◆ **Set task**:
Select from the records below every line that has the word "Intel" in it.

-- Start --

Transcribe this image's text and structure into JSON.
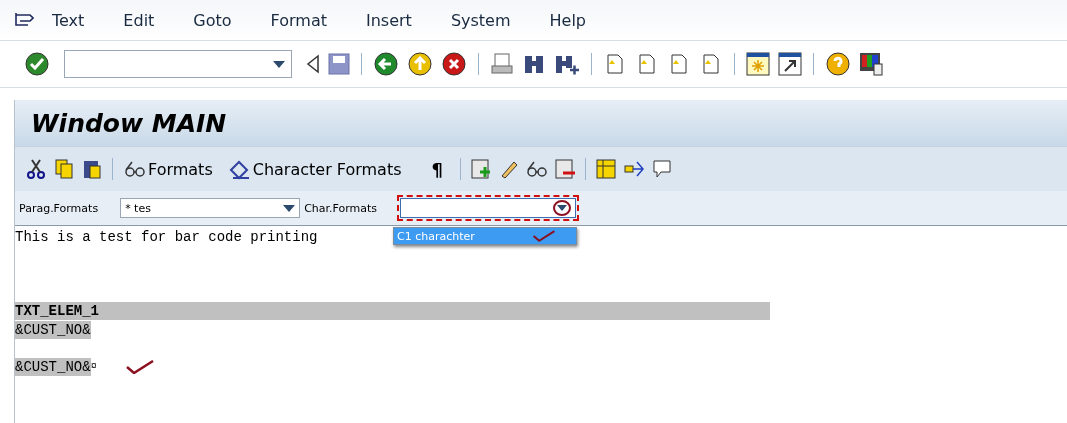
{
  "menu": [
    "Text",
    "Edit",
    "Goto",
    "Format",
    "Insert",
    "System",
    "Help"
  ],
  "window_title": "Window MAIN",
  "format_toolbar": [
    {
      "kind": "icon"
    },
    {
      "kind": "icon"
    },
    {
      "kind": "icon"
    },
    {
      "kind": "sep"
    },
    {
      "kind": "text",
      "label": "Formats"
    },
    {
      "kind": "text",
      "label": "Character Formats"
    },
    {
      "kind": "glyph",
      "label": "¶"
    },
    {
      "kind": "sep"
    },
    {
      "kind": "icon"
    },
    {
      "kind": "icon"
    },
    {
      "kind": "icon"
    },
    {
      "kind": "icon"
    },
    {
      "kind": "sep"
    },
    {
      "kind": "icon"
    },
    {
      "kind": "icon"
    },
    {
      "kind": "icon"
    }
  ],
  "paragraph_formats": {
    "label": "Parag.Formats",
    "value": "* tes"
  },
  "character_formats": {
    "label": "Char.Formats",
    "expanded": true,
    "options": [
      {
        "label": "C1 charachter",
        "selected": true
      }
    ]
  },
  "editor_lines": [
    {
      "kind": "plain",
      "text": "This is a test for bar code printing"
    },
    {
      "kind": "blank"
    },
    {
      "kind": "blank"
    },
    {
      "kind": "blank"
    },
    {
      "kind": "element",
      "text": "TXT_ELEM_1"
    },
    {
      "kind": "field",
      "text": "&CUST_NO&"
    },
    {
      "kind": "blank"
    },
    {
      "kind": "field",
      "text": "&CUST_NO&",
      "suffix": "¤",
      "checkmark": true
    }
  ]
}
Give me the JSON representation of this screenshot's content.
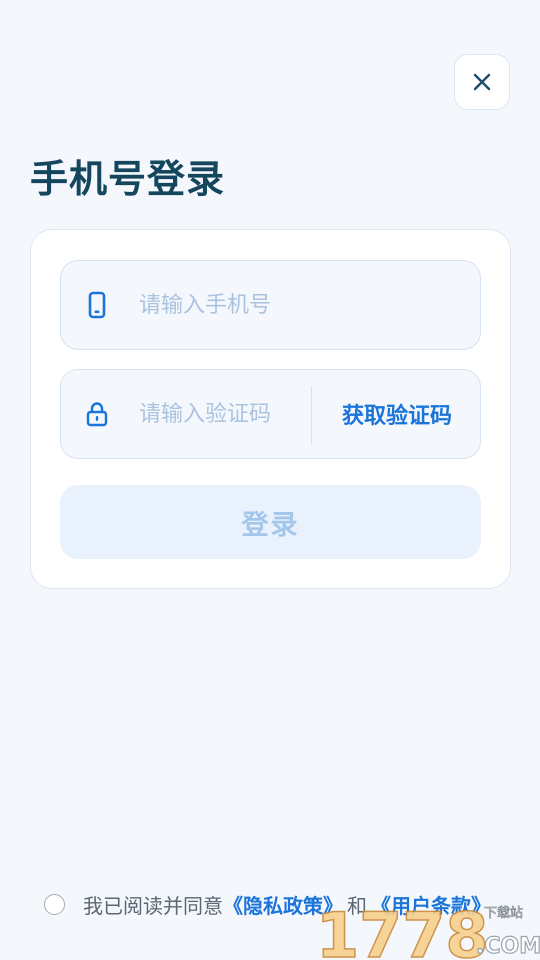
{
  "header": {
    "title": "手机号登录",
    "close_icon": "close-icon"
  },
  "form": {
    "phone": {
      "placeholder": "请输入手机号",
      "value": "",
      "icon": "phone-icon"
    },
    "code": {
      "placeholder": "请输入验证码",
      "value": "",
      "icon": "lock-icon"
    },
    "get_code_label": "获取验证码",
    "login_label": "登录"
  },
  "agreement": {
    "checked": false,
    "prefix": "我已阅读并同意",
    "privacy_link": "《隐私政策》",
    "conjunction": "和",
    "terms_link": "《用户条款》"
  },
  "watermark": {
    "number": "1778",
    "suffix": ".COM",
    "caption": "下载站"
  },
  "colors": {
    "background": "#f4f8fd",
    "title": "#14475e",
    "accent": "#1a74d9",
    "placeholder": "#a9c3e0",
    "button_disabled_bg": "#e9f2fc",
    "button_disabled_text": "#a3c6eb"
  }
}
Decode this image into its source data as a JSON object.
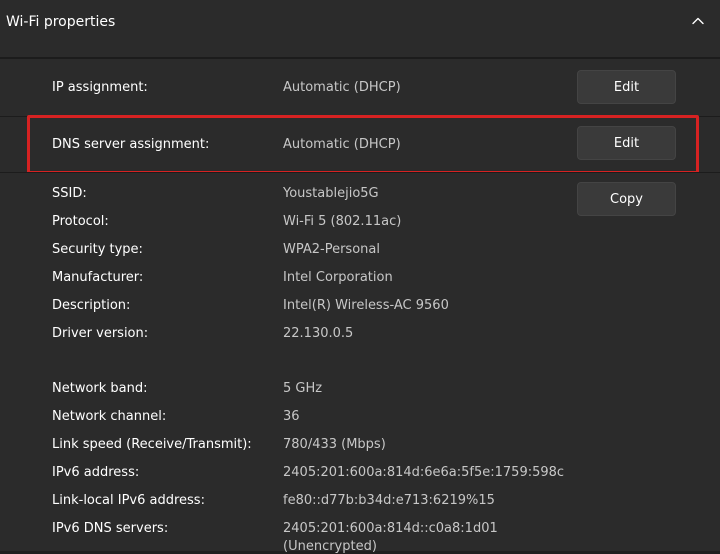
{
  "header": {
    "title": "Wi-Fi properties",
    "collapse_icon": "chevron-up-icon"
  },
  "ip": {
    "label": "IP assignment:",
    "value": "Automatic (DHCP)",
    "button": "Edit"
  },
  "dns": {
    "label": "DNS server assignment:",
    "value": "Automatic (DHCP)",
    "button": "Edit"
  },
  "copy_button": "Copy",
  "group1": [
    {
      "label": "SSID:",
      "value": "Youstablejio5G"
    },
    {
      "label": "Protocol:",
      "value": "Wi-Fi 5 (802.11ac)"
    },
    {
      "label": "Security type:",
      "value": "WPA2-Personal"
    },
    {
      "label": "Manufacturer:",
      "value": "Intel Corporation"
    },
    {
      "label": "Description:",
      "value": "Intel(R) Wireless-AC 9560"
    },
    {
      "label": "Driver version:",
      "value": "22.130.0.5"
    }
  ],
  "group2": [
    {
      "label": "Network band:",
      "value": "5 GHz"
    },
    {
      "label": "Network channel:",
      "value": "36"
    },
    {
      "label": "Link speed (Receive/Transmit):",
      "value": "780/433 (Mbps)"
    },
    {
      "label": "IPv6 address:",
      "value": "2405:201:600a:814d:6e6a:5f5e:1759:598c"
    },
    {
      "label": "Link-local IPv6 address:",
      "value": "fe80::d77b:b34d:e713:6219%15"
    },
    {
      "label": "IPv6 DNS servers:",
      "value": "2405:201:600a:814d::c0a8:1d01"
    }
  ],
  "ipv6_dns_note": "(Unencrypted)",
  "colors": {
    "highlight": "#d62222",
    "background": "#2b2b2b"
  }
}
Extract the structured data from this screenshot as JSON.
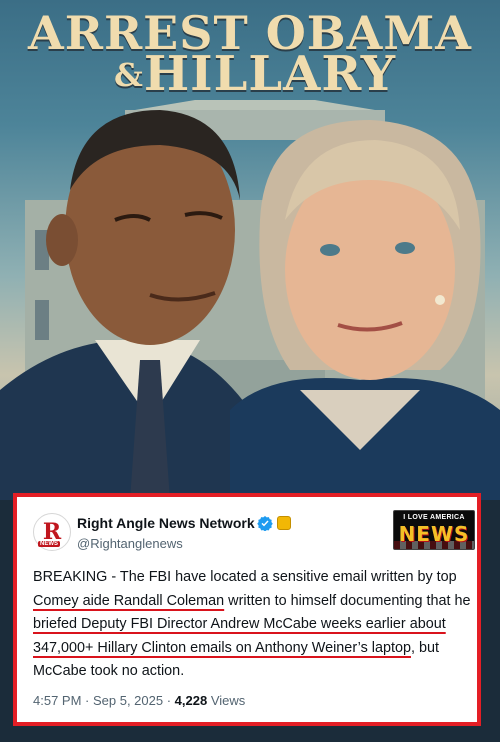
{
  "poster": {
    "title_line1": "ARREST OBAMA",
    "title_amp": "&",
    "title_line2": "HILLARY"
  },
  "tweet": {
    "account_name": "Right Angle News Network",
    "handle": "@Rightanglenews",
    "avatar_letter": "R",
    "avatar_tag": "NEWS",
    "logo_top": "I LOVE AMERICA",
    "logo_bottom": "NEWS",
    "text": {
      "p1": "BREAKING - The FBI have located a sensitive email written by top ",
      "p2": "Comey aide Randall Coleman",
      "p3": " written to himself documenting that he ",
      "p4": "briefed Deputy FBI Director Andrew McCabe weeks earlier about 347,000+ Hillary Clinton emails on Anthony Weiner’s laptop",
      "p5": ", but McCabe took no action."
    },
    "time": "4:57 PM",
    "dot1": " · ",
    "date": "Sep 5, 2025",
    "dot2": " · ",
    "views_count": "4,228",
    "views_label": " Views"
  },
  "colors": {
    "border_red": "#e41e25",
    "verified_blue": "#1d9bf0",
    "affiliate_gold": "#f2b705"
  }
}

-- End --

◆ **Solution to this task**:
      "value": "Intel Corporation"
      "value": "Intel(R) Wireless-AC 9560"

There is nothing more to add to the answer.